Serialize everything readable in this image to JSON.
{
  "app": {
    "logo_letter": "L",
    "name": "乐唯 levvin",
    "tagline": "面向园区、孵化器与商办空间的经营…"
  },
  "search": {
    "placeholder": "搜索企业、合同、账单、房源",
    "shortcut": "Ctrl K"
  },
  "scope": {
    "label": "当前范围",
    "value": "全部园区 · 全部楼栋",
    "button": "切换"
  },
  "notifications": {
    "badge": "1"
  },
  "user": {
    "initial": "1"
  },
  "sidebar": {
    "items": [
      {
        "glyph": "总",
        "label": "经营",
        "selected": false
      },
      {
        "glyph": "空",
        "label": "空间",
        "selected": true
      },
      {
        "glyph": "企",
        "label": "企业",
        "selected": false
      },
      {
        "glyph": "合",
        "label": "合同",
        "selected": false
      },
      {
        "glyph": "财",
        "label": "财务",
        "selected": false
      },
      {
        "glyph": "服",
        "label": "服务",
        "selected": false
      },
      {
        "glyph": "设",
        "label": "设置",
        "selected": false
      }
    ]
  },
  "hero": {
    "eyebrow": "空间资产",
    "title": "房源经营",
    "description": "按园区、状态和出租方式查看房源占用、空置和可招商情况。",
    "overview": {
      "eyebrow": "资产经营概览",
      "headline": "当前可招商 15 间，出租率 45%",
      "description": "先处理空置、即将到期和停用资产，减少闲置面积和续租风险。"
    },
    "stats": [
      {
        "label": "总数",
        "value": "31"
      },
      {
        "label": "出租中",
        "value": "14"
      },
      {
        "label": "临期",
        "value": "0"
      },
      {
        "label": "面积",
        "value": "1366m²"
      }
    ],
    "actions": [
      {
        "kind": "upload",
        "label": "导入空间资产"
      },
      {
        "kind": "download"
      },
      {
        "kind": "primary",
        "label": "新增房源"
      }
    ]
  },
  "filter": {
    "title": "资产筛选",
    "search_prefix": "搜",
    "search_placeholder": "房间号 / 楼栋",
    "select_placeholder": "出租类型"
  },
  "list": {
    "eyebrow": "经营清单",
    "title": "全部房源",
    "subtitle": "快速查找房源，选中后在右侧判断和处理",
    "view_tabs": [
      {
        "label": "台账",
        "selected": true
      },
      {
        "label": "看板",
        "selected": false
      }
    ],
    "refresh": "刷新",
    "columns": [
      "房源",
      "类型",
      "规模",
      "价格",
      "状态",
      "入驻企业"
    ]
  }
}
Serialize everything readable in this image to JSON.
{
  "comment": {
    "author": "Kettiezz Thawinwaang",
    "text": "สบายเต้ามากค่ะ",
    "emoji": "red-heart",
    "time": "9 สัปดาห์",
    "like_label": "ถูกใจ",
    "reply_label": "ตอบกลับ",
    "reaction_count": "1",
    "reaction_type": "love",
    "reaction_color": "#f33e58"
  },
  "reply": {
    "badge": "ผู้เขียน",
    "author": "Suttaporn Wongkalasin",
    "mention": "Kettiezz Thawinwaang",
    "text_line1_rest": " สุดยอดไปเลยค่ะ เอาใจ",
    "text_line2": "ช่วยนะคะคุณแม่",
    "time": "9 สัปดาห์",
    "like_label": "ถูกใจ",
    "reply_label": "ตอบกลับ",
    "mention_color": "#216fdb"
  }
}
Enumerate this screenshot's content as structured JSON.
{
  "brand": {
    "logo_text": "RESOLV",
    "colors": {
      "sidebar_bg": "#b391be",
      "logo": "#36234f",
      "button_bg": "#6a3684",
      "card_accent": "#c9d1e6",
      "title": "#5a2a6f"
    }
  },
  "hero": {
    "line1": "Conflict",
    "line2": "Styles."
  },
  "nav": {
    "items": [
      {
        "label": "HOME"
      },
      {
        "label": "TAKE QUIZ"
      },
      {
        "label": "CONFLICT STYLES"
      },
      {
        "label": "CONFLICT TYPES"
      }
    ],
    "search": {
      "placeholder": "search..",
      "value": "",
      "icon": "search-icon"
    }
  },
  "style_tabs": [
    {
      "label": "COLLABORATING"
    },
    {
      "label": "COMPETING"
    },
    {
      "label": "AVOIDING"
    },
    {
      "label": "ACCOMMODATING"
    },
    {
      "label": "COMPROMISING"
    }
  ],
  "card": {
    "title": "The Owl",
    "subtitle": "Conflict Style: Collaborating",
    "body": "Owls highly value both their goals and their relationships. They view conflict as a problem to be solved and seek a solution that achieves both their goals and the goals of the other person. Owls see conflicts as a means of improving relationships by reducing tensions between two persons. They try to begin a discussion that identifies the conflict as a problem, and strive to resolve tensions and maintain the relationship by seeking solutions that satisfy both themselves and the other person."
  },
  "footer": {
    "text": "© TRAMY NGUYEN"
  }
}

:: What needs to be done ::
Retype all of the entries precisely as they are.

:: Correct result ::
Serialize everything readable in this image to JSON.
{
  "app": {
    "logo_letter": "L",
    "name": "乐唯 levvin",
    "tagline": "面向园区、孵化器与商办空间的经营…"
  },
  "search": {
    "placeholder": "搜索企业、合同、账单、房源",
    "shortcut": "Ctrl K"
  },
  "scope": {
    "label": "当前范围",
    "value": "全部园区 · 全部楼栋",
    "button": "切换"
  },
  "notifications": {
    "badge": "1"
  },
  "user": {
    "initial": "1"
  },
  "sidebar": {
    "items": [
      {
        "glyph": "总",
        "label": "经营",
        "selected": false
      },
      {
        "glyph": "空",
        "label": "空间",
        "selected": true
      },
      {
        "glyph": "企",
        "label": "企业",
        "selected": false
      },
      {
        "glyph": "合",
        "label": "合同",
        "selected": false
      },
      {
        "glyph": "财",
        "label": "财务",
        "selected": false
      },
      {
        "glyph": "服",
        "label": "服务",
        "selected": false
      },
      {
        "glyph": "设",
        "label": "设置",
        "selected": false
      }
    ]
  },
  "hero": {
    "eyebrow": "空间资产",
    "title": "房源经营",
    "description": "按园区、状态和出租方式查看房源占用、空置和可招商情况。",
    "overview": {
      "eyebrow": "资产经营概览",
      "headline": "当前可招商 15 间，出租率 45%",
      "description": "先处理空置、即将到期和停用资产，减少闲置面积和续租风险。"
    },
    "stats": [
      {
        "label": "总数",
        "value": "31"
      },
      {
        "label": "出租中",
        "value": "14"
      },
      {
        "label": "临期",
        "value": "0"
      },
      {
        "label": "面积",
        "value": "1366m²"
      }
    ],
    "actions": [
      {
        "kind": "upload",
        "label": "导入空间资产"
      },
      {
        "kind": "download"
      },
      {
        "kind": "primary",
        "label": "新增房源"
      }
    ]
  },
  "filter": {
    "title": "资产筛选",
    "search_prefix": "搜",
    "search_placeholder": "房间号 / 楼栋",
    "select_placeholder": "出租类型"
  },
  "list": {
    "eyebrow": "经营清单",
    "title": "全部房源",
    "subtitle": "快速查找房源，选中后在右侧判断和处理",
    "view_tabs": [
      {
        "label": "台账",
        "selected": true
      },
      {
        "label": "看板",
        "selected": false
      }
    ],
    "refresh": "刷新",
    "columns": [
      "房源",
      "类型",
      "规模",
      "价格",
      "状态",
      "入驻企业"
    ]
  }
}
Serialize everything readable in this image to JSON.
{
  "comment": {
    "author": "Kettiezz Thawinwaang",
    "text": "สบายเต้ามากค่ะ",
    "emoji": "red-heart",
    "time": "9 สัปดาห์",
    "like_label": "ถูกใจ",
    "reply_label": "ตอบกลับ",
    "reaction_count": "1",
    "reaction_type": "love",
    "reaction_color": "#f33e58"
  },
  "reply": {
    "badge": "ผู้เขียน",
    "author": "Suttaporn Wongkalasin",
    "mention": "Kettiezz Thawinwaang",
    "text_line1_rest": " สุดยอดไปเลยค่ะ เอาใจ",
    "text_line2": "ช่วยนะคะคุณแม่",
    "time": "9 สัปดาห์",
    "like_label": "ถูกใจ",
    "reply_label": "ตอบกลับ",
    "mention_color": "#216fdb"
  }
}
Enumerate this screenshot's content as structured JSON.
{
  "brand": {
    "logo_text": "RESOLV",
    "colors": {
      "sidebar_bg": "#b391be",
      "logo": "#36234f",
      "button_bg": "#6a3684",
      "card_accent": "#c9d1e6",
      "title": "#5a2a6f"
    }
  },
  "hero": {
    "line1": "Conflict",
    "line2": "Styles."
  },
  "nav": {
    "items": [
      {
        "label": "HOME"
      },
      {
        "label": "TAKE QUIZ"
      },
      {
        "label": "CONFLICT STYLES"
      },
      {
        "label": "CONFLICT TYPES"
      }
    ],
    "search": {
      "placeholder": "search..",
      "value": "",
      "icon": "search-icon"
    }
  },
  "style_tabs": [
    {
      "label": "COLLABORATING"
    },
    {
      "label": "COMPETING"
    },
    {
      "label": "AVOIDING"
    },
    {
      "label": "ACCOMMODATING"
    },
    {
      "label": "COMPROMISING"
    }
  ],
  "card": {
    "title": "The Owl",
    "subtitle": "Conflict Style: Collaborating",
    "body": "Owls highly value both their goals and their relationships. They view conflict as a problem to be solved and seek a solution that achieves both their goals and the goals of the other person. Owls see conflicts as a means of improving relationships by reducing tensions between two persons. They try to begin a discussion that identifies the conflict as a problem, and strive to resolve tensions and maintain the relationship by seeking solutions that satisfy both themselves and the other person."
  },
  "footer": {
    "text": "© TRAMY NGUYEN"
  }
}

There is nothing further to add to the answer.